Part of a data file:
:::

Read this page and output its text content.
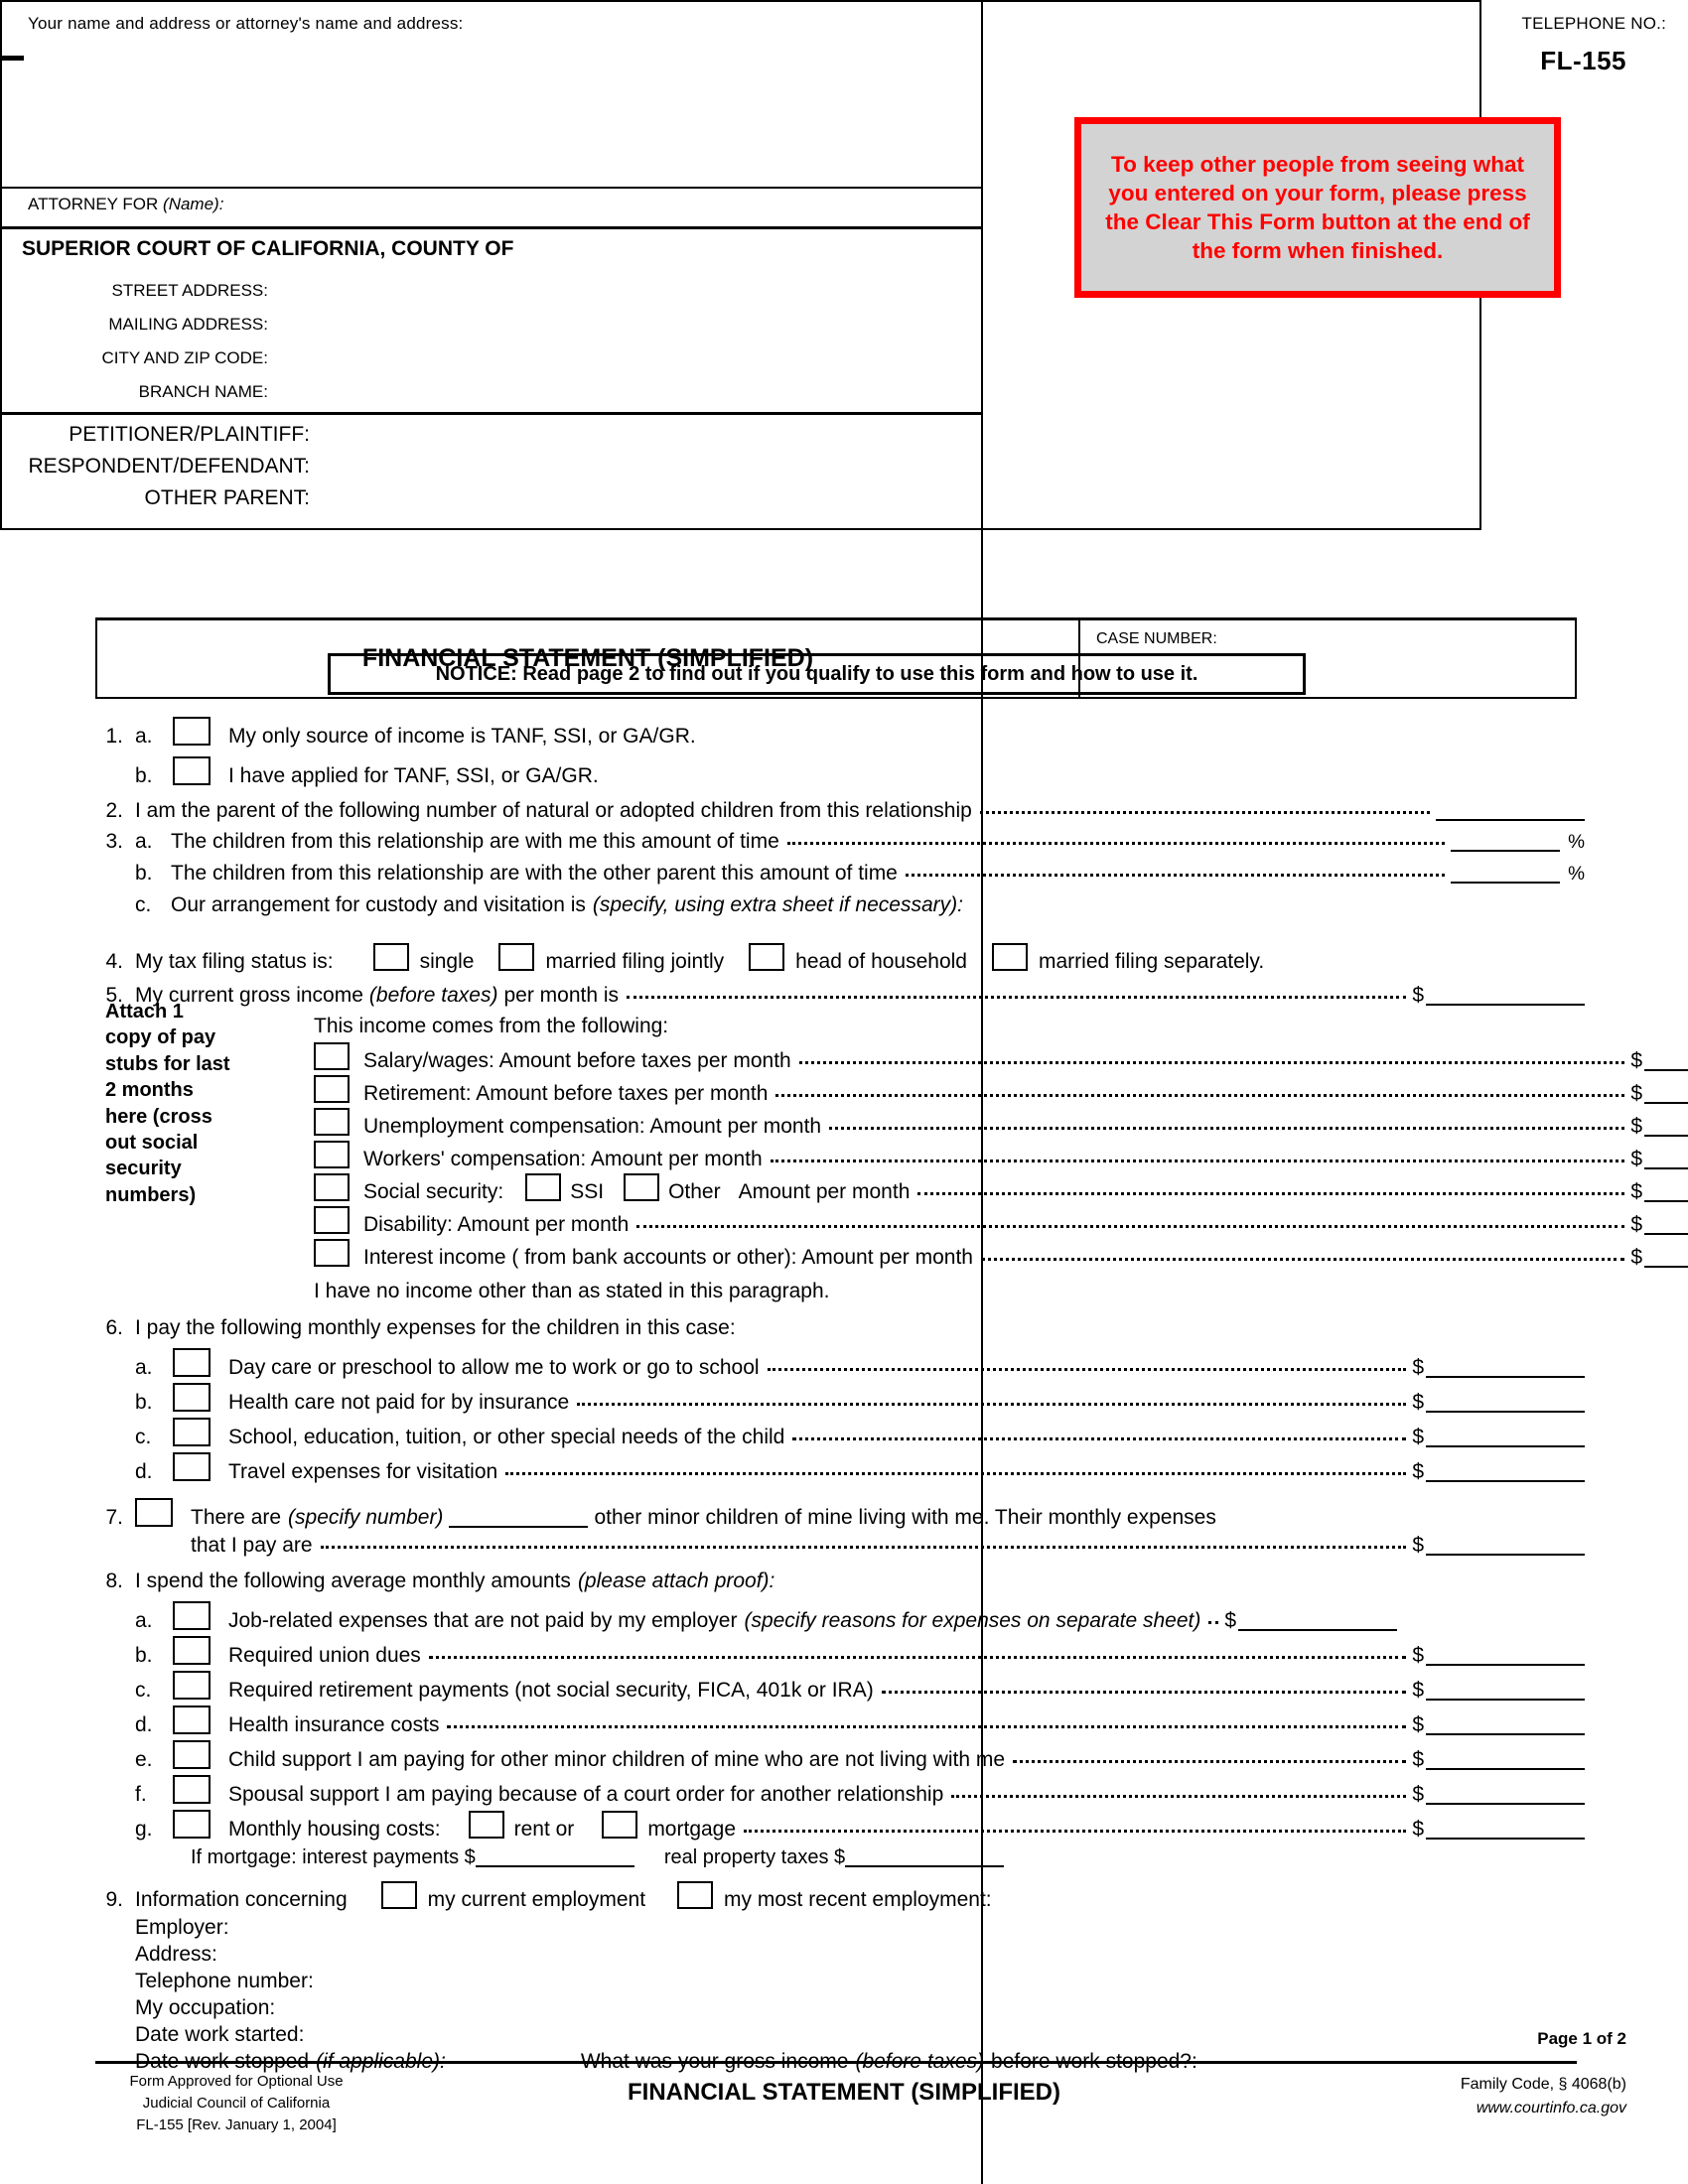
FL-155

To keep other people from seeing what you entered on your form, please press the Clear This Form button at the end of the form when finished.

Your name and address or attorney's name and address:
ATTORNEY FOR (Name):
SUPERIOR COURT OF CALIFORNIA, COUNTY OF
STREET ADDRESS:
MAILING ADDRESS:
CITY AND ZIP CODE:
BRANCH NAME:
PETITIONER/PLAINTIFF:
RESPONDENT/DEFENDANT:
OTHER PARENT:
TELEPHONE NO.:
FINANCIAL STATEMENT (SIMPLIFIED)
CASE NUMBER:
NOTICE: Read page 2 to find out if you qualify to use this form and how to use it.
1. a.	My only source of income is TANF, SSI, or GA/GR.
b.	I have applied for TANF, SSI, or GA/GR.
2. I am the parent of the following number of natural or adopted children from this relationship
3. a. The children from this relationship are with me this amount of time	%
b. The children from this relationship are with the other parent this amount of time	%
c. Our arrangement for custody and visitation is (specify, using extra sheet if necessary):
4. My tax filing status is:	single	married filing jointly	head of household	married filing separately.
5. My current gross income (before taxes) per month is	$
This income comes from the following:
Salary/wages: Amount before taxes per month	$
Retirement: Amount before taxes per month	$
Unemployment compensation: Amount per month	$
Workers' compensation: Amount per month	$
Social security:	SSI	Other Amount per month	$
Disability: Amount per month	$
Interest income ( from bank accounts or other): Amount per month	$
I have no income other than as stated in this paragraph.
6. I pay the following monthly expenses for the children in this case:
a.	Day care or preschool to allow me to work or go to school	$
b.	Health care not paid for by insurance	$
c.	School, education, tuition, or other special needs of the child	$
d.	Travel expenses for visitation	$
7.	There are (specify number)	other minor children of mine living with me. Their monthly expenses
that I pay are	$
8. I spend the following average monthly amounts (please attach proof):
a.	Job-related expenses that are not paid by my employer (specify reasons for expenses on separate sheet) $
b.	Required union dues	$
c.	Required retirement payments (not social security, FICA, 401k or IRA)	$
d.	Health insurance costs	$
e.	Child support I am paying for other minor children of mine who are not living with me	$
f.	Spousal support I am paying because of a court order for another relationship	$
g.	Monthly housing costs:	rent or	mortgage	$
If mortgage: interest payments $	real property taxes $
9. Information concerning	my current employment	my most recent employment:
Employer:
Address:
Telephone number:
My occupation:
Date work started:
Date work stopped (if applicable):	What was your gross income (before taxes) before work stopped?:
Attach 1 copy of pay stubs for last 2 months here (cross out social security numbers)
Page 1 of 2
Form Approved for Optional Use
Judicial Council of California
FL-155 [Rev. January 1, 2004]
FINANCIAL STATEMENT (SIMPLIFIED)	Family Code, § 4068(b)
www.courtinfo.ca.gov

:::

Problem to work on: Quote every entry exactly, with the pictures omitted.

Task result:
Read this page and output its text content.
FL-155

To keep other people from seeing what you entered on your form, please press the Clear This Form button at the end of the form when finished.

Your name and address or attorney's name and address:
ATTORNEY FOR (Name):
SUPERIOR COURT OF CALIFORNIA, COUNTY OF
STREET ADDRESS:
MAILING ADDRESS:
CITY AND ZIP CODE:
BRANCH NAME:
PETITIONER/PLAINTIFF:
RESPONDENT/DEFENDANT:
OTHER PARENT:
TELEPHONE NO.:
FINANCIAL STATEMENT (SIMPLIFIED)
CASE NUMBER:
NOTICE: Read page 2 to find out if you qualify to use this form and how to use it.
1. a.	My only source of income is TANF, SSI, or GA/GR.
b.	I have applied for TANF, SSI, or GA/GR.
2. I am the parent of the following number of natural or adopted children from this relationship
3. a. The children from this relationship are with me this amount of time	%
b. The children from this relationship are with the other parent this amount of time	%
c. Our arrangement for custody and visitation is (specify, using extra sheet if necessary):
4. My tax filing status is:	single	married filing jointly	head of household	married filing separately.
5. My current gross income (before taxes) per month is	$
This income comes from the following:
Salary/wages: Amount before taxes per month	$
Retirement: Amount before taxes per month	$
Unemployment compensation: Amount per month	$
Workers' compensation: Amount per month	$
Social security:	SSI	Other Amount per month	$
Disability: Amount per month	$
Interest income ( from bank accounts or other): Amount per month	$
I have no income other than as stated in this paragraph.
6. I pay the following monthly expenses for the children in this case:
a.	Day care or preschool to allow me to work or go to school	$
b.	Health care not paid for by insurance	$
c.	School, education, tuition, or other special needs of the child	$
d.	Travel expenses for visitation	$
7.	There are (specify number)	other minor children of mine living with me. Their monthly expenses
that I pay are	$
8. I spend the following average monthly amounts (please attach proof):
a.	Job-related expenses that are not paid by my employer (specify reasons for expenses on separate sheet) $
b.	Required union dues	$
c.	Required retirement payments (not social security, FICA, 401k or IRA)	$
d.	Health insurance costs	$
e.	Child support I am paying for other minor children of mine who are not living with me	$
f.	Spousal support I am paying because of a court order for another relationship	$
g.	Monthly housing costs:	rent or	mortgage	$
If mortgage: interest payments $	real property taxes $
9. Information concerning	my current employment	my most recent employment:
Employer:
Address:
Telephone number:
My occupation:
Date work started:
Date work stopped (if applicable):	What was your gross income (before taxes) before work stopped?:
Attach 1 copy of pay stubs for last 2 months here (cross out social security numbers)
Page 1 of 2
Form Approved for Optional Use
Judicial Council of California
FL-155 [Rev. January 1, 2004]
FINANCIAL STATEMENT (SIMPLIFIED)	Family Code, § 4068(b)
www.courtinfo.ca.gov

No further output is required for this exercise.